[BEGIN]
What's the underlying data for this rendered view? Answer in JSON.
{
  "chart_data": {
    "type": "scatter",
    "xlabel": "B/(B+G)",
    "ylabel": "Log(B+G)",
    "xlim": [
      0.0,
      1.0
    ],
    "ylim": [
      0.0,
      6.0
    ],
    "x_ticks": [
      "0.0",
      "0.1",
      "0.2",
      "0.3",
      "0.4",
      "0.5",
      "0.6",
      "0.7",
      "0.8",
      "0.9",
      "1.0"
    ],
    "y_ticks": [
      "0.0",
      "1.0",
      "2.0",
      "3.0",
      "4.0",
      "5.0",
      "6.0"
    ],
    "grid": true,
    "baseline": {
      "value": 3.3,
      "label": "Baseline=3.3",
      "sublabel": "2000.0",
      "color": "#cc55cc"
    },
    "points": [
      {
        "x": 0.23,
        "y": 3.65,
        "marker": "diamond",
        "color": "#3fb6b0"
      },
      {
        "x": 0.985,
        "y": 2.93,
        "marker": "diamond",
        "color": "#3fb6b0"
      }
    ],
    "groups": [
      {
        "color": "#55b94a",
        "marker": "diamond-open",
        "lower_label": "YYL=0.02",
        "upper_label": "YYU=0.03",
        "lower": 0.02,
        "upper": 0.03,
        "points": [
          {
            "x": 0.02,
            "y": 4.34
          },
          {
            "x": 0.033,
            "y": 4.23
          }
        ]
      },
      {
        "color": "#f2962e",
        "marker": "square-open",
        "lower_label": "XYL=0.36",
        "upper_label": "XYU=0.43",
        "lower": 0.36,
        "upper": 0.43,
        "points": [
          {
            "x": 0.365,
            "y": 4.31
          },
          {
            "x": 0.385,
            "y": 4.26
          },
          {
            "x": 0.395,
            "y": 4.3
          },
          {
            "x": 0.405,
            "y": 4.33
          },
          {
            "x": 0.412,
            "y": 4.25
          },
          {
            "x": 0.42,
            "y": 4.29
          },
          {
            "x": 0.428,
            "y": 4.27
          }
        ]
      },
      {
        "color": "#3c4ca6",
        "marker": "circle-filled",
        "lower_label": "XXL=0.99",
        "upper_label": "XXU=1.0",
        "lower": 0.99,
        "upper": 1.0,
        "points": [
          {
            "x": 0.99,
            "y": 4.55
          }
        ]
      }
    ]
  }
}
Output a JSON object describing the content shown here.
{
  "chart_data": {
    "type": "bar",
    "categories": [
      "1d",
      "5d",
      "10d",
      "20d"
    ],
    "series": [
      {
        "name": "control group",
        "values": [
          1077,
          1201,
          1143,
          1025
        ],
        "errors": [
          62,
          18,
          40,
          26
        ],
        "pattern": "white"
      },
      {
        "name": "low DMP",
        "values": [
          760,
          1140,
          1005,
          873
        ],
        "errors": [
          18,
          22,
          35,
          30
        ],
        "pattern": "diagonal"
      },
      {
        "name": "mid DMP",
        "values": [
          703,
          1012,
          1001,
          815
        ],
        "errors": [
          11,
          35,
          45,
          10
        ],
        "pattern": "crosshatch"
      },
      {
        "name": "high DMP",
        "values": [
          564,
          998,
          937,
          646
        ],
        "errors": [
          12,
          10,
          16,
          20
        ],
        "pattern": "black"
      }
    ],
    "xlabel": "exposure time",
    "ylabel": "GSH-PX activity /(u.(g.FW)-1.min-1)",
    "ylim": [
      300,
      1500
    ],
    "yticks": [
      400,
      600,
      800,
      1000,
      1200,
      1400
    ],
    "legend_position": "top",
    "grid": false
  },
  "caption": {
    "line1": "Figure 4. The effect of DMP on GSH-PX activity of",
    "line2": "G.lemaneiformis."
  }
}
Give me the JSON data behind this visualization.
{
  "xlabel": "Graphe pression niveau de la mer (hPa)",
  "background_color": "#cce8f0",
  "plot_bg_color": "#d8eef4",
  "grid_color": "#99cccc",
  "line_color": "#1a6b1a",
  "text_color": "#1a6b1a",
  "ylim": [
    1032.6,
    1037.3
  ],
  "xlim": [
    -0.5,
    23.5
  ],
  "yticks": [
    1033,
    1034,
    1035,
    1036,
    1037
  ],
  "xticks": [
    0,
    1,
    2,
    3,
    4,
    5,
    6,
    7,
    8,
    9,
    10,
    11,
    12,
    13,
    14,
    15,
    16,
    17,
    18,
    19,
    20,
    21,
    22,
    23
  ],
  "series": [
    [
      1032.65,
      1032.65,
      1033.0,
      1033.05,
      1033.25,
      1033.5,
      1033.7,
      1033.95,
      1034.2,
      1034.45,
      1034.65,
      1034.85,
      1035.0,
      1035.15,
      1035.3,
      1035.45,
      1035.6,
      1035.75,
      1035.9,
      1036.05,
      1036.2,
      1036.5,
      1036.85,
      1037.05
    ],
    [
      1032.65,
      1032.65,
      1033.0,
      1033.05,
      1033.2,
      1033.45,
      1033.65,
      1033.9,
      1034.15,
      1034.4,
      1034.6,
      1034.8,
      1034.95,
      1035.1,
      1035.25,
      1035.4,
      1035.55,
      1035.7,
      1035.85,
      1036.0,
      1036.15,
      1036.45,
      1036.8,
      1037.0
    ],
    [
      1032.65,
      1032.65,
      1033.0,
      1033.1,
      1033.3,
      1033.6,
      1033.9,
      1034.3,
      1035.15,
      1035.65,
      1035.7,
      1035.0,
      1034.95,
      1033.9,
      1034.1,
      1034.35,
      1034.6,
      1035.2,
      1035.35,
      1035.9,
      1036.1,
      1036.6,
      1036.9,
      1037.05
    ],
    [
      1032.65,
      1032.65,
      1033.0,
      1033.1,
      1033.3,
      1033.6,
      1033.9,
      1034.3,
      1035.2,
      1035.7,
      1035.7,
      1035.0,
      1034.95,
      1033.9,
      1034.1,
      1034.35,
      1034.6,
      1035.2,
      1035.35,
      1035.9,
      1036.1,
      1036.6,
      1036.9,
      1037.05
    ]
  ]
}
[END]
* TASK PROMPT: Provide the number of lines containing the string "pattern", with no other output.

* EXPECTED ANSWER: 4